■ GOAL
Update the data below so that every "category-label" becomes "category-name", with everything else left unchanged.
┌──
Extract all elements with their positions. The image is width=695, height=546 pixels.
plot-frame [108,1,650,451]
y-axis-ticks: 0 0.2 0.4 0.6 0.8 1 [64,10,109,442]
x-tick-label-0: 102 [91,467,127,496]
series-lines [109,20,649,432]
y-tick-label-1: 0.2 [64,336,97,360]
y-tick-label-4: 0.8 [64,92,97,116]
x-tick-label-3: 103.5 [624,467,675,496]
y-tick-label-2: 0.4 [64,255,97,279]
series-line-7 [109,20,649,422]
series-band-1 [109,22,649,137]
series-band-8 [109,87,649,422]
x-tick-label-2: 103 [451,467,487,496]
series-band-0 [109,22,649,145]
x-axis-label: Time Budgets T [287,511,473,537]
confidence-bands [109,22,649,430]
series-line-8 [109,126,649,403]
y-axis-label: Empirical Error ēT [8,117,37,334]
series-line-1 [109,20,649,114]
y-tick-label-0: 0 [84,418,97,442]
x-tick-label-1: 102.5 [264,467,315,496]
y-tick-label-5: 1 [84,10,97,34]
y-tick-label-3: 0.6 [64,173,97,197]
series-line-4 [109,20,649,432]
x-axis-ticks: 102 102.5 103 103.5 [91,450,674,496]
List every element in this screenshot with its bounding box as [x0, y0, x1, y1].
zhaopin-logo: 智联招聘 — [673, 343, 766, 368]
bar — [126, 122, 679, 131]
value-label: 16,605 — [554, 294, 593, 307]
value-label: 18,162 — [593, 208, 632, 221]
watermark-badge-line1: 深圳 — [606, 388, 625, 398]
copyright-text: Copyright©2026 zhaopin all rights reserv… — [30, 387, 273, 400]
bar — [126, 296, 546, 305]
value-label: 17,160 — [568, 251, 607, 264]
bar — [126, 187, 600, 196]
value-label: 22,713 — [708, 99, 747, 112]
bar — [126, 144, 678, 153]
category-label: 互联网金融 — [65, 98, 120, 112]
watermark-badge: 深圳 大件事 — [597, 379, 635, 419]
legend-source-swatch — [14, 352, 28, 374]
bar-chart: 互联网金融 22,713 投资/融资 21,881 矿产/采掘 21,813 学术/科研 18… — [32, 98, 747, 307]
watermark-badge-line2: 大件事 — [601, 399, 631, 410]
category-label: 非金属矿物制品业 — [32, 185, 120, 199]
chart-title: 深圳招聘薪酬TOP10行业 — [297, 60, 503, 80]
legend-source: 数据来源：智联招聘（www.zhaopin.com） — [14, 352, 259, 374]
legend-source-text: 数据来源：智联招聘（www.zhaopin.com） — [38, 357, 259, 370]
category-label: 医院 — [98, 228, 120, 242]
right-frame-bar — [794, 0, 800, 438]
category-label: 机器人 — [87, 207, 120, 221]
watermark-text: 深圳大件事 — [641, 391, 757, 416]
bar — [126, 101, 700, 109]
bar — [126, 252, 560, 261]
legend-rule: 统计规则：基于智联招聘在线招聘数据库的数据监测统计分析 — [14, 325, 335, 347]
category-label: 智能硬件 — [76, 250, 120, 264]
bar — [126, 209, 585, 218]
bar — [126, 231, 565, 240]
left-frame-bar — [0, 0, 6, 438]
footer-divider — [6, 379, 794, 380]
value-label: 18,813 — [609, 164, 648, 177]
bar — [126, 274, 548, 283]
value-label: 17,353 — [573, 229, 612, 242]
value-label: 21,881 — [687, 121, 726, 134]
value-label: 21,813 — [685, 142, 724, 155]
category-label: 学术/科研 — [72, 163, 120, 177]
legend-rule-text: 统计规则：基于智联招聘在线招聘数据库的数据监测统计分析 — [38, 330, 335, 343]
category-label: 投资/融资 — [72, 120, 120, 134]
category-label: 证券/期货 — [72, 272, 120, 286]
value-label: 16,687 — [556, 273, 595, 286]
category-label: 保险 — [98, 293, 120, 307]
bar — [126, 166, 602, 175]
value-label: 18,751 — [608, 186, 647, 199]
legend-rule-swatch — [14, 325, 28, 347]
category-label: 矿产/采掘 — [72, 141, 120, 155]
└──
■ ANSWER BELOW
Extract all elements with their positions. The image is width=695, height=546 pixels.
plot-frame [108,1,650,451]
y-axis-ticks: 0 0.2 0.4 0.6 0.8 1 [64,10,109,442]
x-tick-label-0: 102 [91,467,127,496]
series-lines [109,20,649,432]
y-tick-label-1: 0.2 [64,336,97,360]
y-tick-label-4: 0.8 [64,92,97,116]
x-tick-label-3: 103.5 [624,467,675,496]
y-tick-label-2: 0.4 [64,255,97,279]
series-line-7 [109,20,649,422]
series-band-1 [109,22,649,137]
series-band-8 [109,87,649,422]
x-tick-label-2: 103 [451,467,487,496]
series-band-0 [109,22,649,145]
x-axis-label: Time Budgets T [287,511,473,537]
confidence-bands [109,22,649,430]
series-line-8 [109,126,649,403]
y-axis-label: Empirical Error ēT [8,117,37,334]
series-line-1 [109,20,649,114]
y-tick-label-0: 0 [84,418,97,442]
x-tick-label-1: 102.5 [264,467,315,496]
y-tick-label-5: 1 [84,10,97,34]
y-tick-label-3: 0.6 [64,173,97,197]
series-line-4 [109,20,649,432]
x-axis-ticks: 102 102.5 103 103.5 [91,450,674,496]
List every element in this screenshot with its bounding box as [x0, y0, x1, y1].
zhaopin-logo: 智联招聘 — [673, 343, 766, 368]
bar — [126, 122, 679, 131]
value-label: 16,605 — [554, 294, 593, 307]
value-label: 18,162 — [593, 208, 632, 221]
watermark-badge-line1: 深圳 — [606, 388, 625, 398]
copyright-text: Copyright©2026 zhaopin all rights reserv… — [30, 387, 273, 400]
bar — [126, 296, 546, 305]
value-label: 17,160 — [568, 251, 607, 264]
bar — [126, 187, 600, 196]
value-label: 22,713 — [708, 99, 747, 112]
bar — [126, 144, 678, 153]
category-name: 互联网金融 — [65, 98, 120, 112]
watermark-badge: 深圳 大件事 — [597, 379, 635, 419]
legend-source-swatch — [14, 352, 28, 374]
bar-chart: 互联网金融 22,713 投资/融资 21,881 矿产/采掘 21,813 学术/科研 18… — [32, 98, 747, 307]
watermark-badge-line2: 大件事 — [601, 399, 631, 410]
category-name: 非金属矿物制品业 — [32, 185, 120, 199]
chart-title: 深圳招聘薪酬TOP10行业 — [297, 60, 503, 80]
legend-source: 数据来源：智联招聘（www.zhaopin.com） — [14, 352, 259, 374]
legend-source-text: 数据来源：智联招聘（www.zhaopin.com） — [38, 357, 259, 370]
category-name: 医院 — [98, 228, 120, 242]
right-frame-bar — [794, 0, 800, 438]
category-name: 机器人 — [87, 207, 120, 221]
watermark-text: 深圳大件事 — [641, 391, 757, 416]
bar — [126, 101, 700, 109]
bar — [126, 252, 560, 261]
legend-rule: 统计规则：基于智联招聘在线招聘数据库的数据监测统计分析 — [14, 325, 335, 347]
category-name: 智能硬件 — [76, 250, 120, 264]
bar — [126, 209, 585, 218]
bar — [126, 231, 565, 240]
left-frame-bar — [0, 0, 6, 438]
footer-divider — [6, 379, 794, 380]
value-label: 18,813 — [609, 164, 648, 177]
bar — [126, 274, 548, 283]
value-label: 17,353 — [573, 229, 612, 242]
value-label: 21,881 — [687, 121, 726, 134]
value-label: 21,813 — [685, 142, 724, 155]
category-name: 学术/科研 — [72, 163, 120, 177]
legend-rule-text: 统计规则：基于智联招聘在线招聘数据库的数据监测统计分析 — [38, 330, 335, 343]
category-name: 投资/融资 — [72, 120, 120, 134]
category-name: 证券/期货 — [72, 272, 120, 286]
value-label: 16,687 — [556, 273, 595, 286]
category-name: 保险 — [98, 293, 120, 307]
bar — [126, 166, 602, 175]
value-label: 18,751 — [608, 186, 647, 199]
legend-rule-swatch — [14, 325, 28, 347]
category-name: 矿产/采掘 — [72, 141, 120, 155]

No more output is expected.